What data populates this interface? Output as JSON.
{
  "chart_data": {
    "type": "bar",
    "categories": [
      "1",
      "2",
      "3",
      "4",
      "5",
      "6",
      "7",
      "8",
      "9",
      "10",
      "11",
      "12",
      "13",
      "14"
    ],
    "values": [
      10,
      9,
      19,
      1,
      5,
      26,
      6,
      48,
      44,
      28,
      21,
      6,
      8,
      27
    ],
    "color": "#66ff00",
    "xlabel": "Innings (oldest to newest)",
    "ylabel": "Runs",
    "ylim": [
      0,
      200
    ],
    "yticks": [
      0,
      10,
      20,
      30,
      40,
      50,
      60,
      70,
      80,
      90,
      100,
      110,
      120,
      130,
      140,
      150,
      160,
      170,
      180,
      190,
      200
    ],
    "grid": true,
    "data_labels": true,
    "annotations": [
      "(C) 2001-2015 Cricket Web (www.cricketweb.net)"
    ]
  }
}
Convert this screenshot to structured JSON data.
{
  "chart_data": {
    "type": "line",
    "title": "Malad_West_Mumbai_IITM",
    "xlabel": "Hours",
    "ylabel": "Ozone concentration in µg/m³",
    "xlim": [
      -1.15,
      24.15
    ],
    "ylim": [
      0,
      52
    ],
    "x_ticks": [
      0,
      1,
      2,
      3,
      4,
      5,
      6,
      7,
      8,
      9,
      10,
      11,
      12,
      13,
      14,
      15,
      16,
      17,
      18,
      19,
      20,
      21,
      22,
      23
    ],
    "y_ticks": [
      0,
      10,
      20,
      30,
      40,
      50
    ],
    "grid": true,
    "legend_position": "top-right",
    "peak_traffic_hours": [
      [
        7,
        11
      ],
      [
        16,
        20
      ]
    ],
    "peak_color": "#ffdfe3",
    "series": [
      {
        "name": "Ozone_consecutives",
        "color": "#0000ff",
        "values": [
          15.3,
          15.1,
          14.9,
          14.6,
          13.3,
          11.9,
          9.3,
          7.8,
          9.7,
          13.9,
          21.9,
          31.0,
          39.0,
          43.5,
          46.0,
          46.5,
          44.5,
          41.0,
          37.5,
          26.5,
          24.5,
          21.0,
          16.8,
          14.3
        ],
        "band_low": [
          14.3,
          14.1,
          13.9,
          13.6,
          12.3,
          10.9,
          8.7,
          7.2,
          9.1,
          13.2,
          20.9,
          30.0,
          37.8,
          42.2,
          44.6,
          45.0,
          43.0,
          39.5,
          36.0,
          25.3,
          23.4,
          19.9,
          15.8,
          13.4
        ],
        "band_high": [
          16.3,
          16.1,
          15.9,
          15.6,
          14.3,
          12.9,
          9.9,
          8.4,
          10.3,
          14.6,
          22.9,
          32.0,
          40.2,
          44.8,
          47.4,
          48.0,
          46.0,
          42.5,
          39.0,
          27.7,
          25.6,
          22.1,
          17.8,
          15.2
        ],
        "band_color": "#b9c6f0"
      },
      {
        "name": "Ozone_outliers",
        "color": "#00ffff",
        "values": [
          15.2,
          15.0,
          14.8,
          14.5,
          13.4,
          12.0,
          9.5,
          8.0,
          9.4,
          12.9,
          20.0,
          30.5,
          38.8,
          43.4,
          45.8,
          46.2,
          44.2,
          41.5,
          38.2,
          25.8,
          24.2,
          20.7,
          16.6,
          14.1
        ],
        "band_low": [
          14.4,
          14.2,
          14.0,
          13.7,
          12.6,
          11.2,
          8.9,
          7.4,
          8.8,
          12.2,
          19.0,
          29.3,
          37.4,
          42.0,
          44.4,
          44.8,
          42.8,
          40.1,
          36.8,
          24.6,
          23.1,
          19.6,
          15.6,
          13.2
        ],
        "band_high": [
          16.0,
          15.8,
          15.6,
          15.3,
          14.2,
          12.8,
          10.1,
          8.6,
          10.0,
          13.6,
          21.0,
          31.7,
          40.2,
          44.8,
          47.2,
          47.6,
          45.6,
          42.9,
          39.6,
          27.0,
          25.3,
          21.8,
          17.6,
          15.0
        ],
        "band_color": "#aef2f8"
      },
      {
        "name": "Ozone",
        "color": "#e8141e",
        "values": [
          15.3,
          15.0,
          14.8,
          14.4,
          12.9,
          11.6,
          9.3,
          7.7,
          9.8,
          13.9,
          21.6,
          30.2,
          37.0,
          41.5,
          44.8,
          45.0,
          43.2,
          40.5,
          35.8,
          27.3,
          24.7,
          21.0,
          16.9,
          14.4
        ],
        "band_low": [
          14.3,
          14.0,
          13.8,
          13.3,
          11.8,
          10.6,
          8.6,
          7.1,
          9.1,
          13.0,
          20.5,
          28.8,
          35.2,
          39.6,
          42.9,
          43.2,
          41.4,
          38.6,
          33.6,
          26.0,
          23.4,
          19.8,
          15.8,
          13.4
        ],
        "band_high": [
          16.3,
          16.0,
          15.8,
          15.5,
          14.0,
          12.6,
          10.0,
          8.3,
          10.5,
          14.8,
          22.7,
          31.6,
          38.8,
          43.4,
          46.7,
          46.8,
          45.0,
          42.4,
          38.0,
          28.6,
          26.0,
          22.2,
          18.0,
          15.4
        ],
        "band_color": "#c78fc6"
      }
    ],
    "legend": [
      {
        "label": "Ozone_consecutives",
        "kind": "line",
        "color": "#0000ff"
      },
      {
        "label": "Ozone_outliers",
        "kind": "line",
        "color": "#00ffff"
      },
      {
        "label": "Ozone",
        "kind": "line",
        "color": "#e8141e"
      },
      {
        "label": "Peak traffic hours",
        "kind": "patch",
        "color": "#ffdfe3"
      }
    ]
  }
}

________________________________________

*WHAT TO WORK ON*
Every record above should be output exactly.

*ANSWER FOR THE TASK*
What data populates this interface? Output as JSON.
{
  "chart_data": {
    "type": "bar",
    "categories": [
      "1",
      "2",
      "3",
      "4",
      "5",
      "6",
      "7",
      "8",
      "9",
      "10",
      "11",
      "12",
      "13",
      "14"
    ],
    "values": [
      10,
      9,
      19,
      1,
      5,
      26,
      6,
      48,
      44,
      28,
      21,
      6,
      8,
      27
    ],
    "color": "#66ff00",
    "xlabel": "Innings (oldest to newest)",
    "ylabel": "Runs",
    "ylim": [
      0,
      200
    ],
    "yticks": [
      0,
      10,
      20,
      30,
      40,
      50,
      60,
      70,
      80,
      90,
      100,
      110,
      120,
      130,
      140,
      150,
      160,
      170,
      180,
      190,
      200
    ],
    "grid": true,
    "data_labels": true,
    "annotations": [
      "(C) 2001-2015 Cricket Web (www.cricketweb.net)"
    ]
  }
}
Convert this screenshot to structured JSON data.
{
  "chart_data": {
    "type": "line",
    "title": "Malad_West_Mumbai_IITM",
    "xlabel": "Hours",
    "ylabel": "Ozone concentration in µg/m³",
    "xlim": [
      -1.15,
      24.15
    ],
    "ylim": [
      0,
      52
    ],
    "x_ticks": [
      0,
      1,
      2,
      3,
      4,
      5,
      6,
      7,
      8,
      9,
      10,
      11,
      12,
      13,
      14,
      15,
      16,
      17,
      18,
      19,
      20,
      21,
      22,
      23
    ],
    "y_ticks": [
      0,
      10,
      20,
      30,
      40,
      50
    ],
    "grid": true,
    "legend_position": "top-right",
    "peak_traffic_hours": [
      [
        7,
        11
      ],
      [
        16,
        20
      ]
    ],
    "peak_color": "#ffdfe3",
    "series": [
      {
        "name": "Ozone_consecutives",
        "color": "#0000ff",
        "values": [
          15.3,
          15.1,
          14.9,
          14.6,
          13.3,
          11.9,
          9.3,
          7.8,
          9.7,
          13.9,
          21.9,
          31.0,
          39.0,
          43.5,
          46.0,
          46.5,
          44.5,
          41.0,
          37.5,
          26.5,
          24.5,
          21.0,
          16.8,
          14.3
        ],
        "band_low": [
          14.3,
          14.1,
          13.9,
          13.6,
          12.3,
          10.9,
          8.7,
          7.2,
          9.1,
          13.2,
          20.9,
          30.0,
          37.8,
          42.2,
          44.6,
          45.0,
          43.0,
          39.5,
          36.0,
          25.3,
          23.4,
          19.9,
          15.8,
          13.4
        ],
        "band_high": [
          16.3,
          16.1,
          15.9,
          15.6,
          14.3,
          12.9,
          9.9,
          8.4,
          10.3,
          14.6,
          22.9,
          32.0,
          40.2,
          44.8,
          47.4,
          48.0,
          46.0,
          42.5,
          39.0,
          27.7,
          25.6,
          22.1,
          17.8,
          15.2
        ],
        "band_color": "#b9c6f0"
      },
      {
        "name": "Ozone_outliers",
        "color": "#00ffff",
        "values": [
          15.2,
          15.0,
          14.8,
          14.5,
          13.4,
          12.0,
          9.5,
          8.0,
          9.4,
          12.9,
          20.0,
          30.5,
          38.8,
          43.4,
          45.8,
          46.2,
          44.2,
          41.5,
          38.2,
          25.8,
          24.2,
          20.7,
          16.6,
          14.1
        ],
        "band_low": [
          14.4,
          14.2,
          14.0,
          13.7,
          12.6,
          11.2,
          8.9,
          7.4,
          8.8,
          12.2,
          19.0,
          29.3,
          37.4,
          42.0,
          44.4,
          44.8,
          42.8,
          40.1,
          36.8,
          24.6,
          23.1,
          19.6,
          15.6,
          13.2
        ],
        "band_high": [
          16.0,
          15.8,
          15.6,
          15.3,
          14.2,
          12.8,
          10.1,
          8.6,
          10.0,
          13.6,
          21.0,
          31.7,
          40.2,
          44.8,
          47.2,
          47.6,
          45.6,
          42.9,
          39.6,
          27.0,
          25.3,
          21.8,
          17.6,
          15.0
        ],
        "band_color": "#aef2f8"
      },
      {
        "name": "Ozone",
        "color": "#e8141e",
        "values": [
          15.3,
          15.0,
          14.8,
          14.4,
          12.9,
          11.6,
          9.3,
          7.7,
          9.8,
          13.9,
          21.6,
          30.2,
          37.0,
          41.5,
          44.8,
          45.0,
          43.2,
          40.5,
          35.8,
          27.3,
          24.7,
          21.0,
          16.9,
          14.4
        ],
        "band_low": [
          14.3,
          14.0,
          13.8,
          13.3,
          11.8,
          10.6,
          8.6,
          7.1,
          9.1,
          13.0,
          20.5,
          28.8,
          35.2,
          39.6,
          42.9,
          43.2,
          41.4,
          38.6,
          33.6,
          26.0,
          23.4,
          19.8,
          15.8,
          13.4
        ],
        "band_high": [
          16.3,
          16.0,
          15.8,
          15.5,
          14.0,
          12.6,
          10.0,
          8.3,
          10.5,
          14.8,
          22.7,
          31.6,
          38.8,
          43.4,
          46.7,
          46.8,
          45.0,
          42.4,
          38.0,
          28.6,
          26.0,
          22.2,
          18.0,
          15.4
        ],
        "band_color": "#c78fc6"
      }
    ],
    "legend": [
      {
        "label": "Ozone_consecutives",
        "kind": "line",
        "color": "#0000ff"
      },
      {
        "label": "Ozone_outliers",
        "kind": "line",
        "color": "#00ffff"
      },
      {
        "label": "Ozone",
        "kind": "line",
        "color": "#e8141e"
      },
      {
        "label": "Peak traffic hours",
        "kind": "patch",
        "color": "#ffdfe3"
      }
    ]
  }
}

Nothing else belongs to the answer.